[start of GIVEN RECORDS]
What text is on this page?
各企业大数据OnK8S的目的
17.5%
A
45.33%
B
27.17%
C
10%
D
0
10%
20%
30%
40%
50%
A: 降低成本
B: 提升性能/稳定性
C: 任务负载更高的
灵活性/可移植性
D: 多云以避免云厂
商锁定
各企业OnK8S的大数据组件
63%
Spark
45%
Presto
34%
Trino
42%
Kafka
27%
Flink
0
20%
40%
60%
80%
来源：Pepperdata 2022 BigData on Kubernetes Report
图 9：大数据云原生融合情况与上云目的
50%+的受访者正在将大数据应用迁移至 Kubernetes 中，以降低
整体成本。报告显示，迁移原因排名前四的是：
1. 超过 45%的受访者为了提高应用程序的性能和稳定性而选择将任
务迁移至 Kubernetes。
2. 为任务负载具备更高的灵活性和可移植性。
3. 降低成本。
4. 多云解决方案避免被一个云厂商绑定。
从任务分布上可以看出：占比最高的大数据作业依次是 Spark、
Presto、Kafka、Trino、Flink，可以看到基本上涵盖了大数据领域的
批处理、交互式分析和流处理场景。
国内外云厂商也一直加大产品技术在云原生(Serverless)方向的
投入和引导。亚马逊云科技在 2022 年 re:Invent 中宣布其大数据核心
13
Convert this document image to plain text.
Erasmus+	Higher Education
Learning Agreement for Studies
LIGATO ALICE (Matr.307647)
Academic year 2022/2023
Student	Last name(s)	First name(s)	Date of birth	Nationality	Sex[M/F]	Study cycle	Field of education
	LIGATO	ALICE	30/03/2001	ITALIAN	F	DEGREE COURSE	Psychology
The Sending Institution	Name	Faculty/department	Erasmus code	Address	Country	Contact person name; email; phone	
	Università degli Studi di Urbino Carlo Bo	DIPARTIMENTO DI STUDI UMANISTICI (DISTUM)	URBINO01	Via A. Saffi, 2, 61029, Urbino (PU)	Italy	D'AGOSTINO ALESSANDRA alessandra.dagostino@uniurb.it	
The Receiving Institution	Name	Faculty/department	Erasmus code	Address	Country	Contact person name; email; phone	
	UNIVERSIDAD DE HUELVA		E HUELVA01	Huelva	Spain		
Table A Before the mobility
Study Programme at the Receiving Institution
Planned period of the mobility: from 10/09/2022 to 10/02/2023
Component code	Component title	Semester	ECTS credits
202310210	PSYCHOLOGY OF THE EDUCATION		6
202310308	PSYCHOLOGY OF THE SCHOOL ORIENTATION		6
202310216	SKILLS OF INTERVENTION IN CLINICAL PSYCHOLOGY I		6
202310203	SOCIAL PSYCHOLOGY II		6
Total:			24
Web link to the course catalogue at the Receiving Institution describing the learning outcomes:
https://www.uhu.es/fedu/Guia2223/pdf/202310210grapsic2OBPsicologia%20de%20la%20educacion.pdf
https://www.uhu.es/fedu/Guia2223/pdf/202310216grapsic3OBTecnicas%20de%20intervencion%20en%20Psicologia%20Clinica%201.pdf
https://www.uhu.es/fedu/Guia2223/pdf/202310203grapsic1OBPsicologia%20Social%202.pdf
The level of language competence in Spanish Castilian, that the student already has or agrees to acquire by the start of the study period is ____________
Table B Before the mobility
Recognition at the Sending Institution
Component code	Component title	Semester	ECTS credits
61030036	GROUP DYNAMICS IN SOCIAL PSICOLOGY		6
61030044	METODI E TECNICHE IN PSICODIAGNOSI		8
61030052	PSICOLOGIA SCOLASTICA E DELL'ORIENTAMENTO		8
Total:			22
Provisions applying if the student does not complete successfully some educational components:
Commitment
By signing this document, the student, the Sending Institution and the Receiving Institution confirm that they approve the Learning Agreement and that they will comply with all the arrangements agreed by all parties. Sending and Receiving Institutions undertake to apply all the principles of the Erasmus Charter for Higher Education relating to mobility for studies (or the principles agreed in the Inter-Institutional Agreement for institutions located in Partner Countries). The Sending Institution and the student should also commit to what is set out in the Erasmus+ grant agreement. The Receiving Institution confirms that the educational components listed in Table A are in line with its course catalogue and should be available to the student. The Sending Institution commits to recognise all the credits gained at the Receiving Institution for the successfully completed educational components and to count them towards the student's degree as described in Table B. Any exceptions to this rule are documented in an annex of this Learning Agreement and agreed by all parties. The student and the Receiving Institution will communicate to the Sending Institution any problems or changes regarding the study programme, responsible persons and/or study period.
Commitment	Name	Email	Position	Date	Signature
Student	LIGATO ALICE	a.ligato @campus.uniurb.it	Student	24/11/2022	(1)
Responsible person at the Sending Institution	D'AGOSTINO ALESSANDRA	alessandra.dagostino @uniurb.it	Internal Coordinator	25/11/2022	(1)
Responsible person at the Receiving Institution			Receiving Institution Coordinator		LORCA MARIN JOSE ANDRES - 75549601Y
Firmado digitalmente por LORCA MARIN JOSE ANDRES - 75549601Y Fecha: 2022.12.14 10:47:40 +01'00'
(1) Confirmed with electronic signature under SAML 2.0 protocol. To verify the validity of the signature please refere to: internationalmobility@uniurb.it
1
[end of GIVEN RECORDS]
### STATED TASK
The records above are to be repeated exactly, in their entirety.

### RESPONSE
What text is on this page?
各企业大数据OnK8S的目的
17.5%
A
45.33%
B
27.17%
C
10%
D
0
10%
20%
30%
40%
50%
A: 降低成本
B: 提升性能/稳定性
C: 任务负载更高的
灵活性/可移植性
D: 多云以避免云厂
商锁定
各企业OnK8S的大数据组件
63%
Spark
45%
Presto
34%
Trino
42%
Kafka
27%
Flink
0
20%
40%
60%
80%
来源：Pepperdata 2022 BigData on Kubernetes Report
图 9：大数据云原生融合情况与上云目的
50%+的受访者正在将大数据应用迁移至 Kubernetes 中，以降低
整体成本。报告显示，迁移原因排名前四的是：
1. 超过 45%的受访者为了提高应用程序的性能和稳定性而选择将任
务迁移至 Kubernetes。
2. 为任务负载具备更高的灵活性和可移植性。
3. 降低成本。
4. 多云解决方案避免被一个云厂商绑定。
从任务分布上可以看出：占比最高的大数据作业依次是 Spark、
Presto、Kafka、Trino、Flink，可以看到基本上涵盖了大数据领域的
批处理、交互式分析和流处理场景。
国内外云厂商也一直加大产品技术在云原生(Serverless)方向的
投入和引导。亚马逊云科技在 2022 年 re:Invent 中宣布其大数据核心
13
Convert this document image to plain text.
Erasmus+	Higher Education
Learning Agreement for Studies
LIGATO ALICE (Matr.307647)
Academic year 2022/2023
Student	Last name(s)	First name(s)	Date of birth	Nationality	Sex[M/F]	Study cycle	Field of education
	LIGATO	ALICE	30/03/2001	ITALIAN	F	DEGREE COURSE	Psychology
The Sending Institution	Name	Faculty/department	Erasmus code	Address	Country	Contact person name; email; phone	
	Università degli Studi di Urbino Carlo Bo	DIPARTIMENTO DI STUDI UMANISTICI (DISTUM)	URBINO01	Via A. Saffi, 2, 61029, Urbino (PU)	Italy	D'AGOSTINO ALESSANDRA alessandra.dagostino@uniurb.it	
The Receiving Institution	Name	Faculty/department	Erasmus code	Address	Country	Contact person name; email; phone	
	UNIVERSIDAD DE HUELVA		E HUELVA01	Huelva	Spain		
Table A Before the mobility
Study Programme at the Receiving Institution
Planned period of the mobility: from 10/09/2022 to 10/02/2023
Component code	Component title	Semester	ECTS credits
202310210	PSYCHOLOGY OF THE EDUCATION		6
202310308	PSYCHOLOGY OF THE SCHOOL ORIENTATION		6
202310216	SKILLS OF INTERVENTION IN CLINICAL PSYCHOLOGY I		6
202310203	SOCIAL PSYCHOLOGY II		6
Total:			24
Web link to the course catalogue at the Receiving Institution describing the learning outcomes:
https://www.uhu.es/fedu/Guia2223/pdf/202310210grapsic2OBPsicologia%20de%20la%20educacion.pdf
https://www.uhu.es/fedu/Guia2223/pdf/202310216grapsic3OBTecnicas%20de%20intervencion%20en%20Psicologia%20Clinica%201.pdf
https://www.uhu.es/fedu/Guia2223/pdf/202310203grapsic1OBPsicologia%20Social%202.pdf
The level of language competence in Spanish Castilian, that the student already has or agrees to acquire by the start of the study period is ____________
Table B Before the mobility
Recognition at the Sending Institution
Component code	Component title	Semester	ECTS credits
61030036	GROUP DYNAMICS IN SOCIAL PSICOLOGY		6
61030044	METODI E TECNICHE IN PSICODIAGNOSI		8
61030052	PSICOLOGIA SCOLASTICA E DELL'ORIENTAMENTO		8
Total:			22
Provisions applying if the student does not complete successfully some educational components:
Commitment
By signing this document, the student, the Sending Institution and the Receiving Institution confirm that they approve the Learning Agreement and that they will comply with all the arrangements agreed by all parties. Sending and Receiving Institutions undertake to apply all the principles of the Erasmus Charter for Higher Education relating to mobility for studies (or the principles agreed in the Inter-Institutional Agreement for institutions located in Partner Countries). The Sending Institution and the student should also commit to what is set out in the Erasmus+ grant agreement. The Receiving Institution confirms that the educational components listed in Table A are in line with its course catalogue and should be available to the student. The Sending Institution commits to recognise all the credits gained at the Receiving Institution for the successfully completed educational components and to count them towards the student's degree as described in Table B. Any exceptions to this rule are documented in an annex of this Learning Agreement and agreed by all parties. The student and the Receiving Institution will communicate to the Sending Institution any problems or changes regarding the study programme, responsible persons and/or study period.
Commitment	Name	Email	Position	Date	Signature
Student	LIGATO ALICE	a.ligato @campus.uniurb.it	Student	24/11/2022	(1)
Responsible person at the Sending Institution	D'AGOSTINO ALESSANDRA	alessandra.dagostino @uniurb.it	Internal Coordinator	25/11/2022	(1)
Responsible person at the Receiving Institution			Receiving Institution Coordinator		LORCA MARIN JOSE ANDRES - 75549601Y
Firmado digitalmente por LORCA MARIN JOSE ANDRES - 75549601Y Fecha: 2022.12.14 10:47:40 +01'00'
(1) Confirmed with electronic signature under SAML 2.0 protocol. To verify the validity of the signature please refere to: internationalmobility@uniurb.it
1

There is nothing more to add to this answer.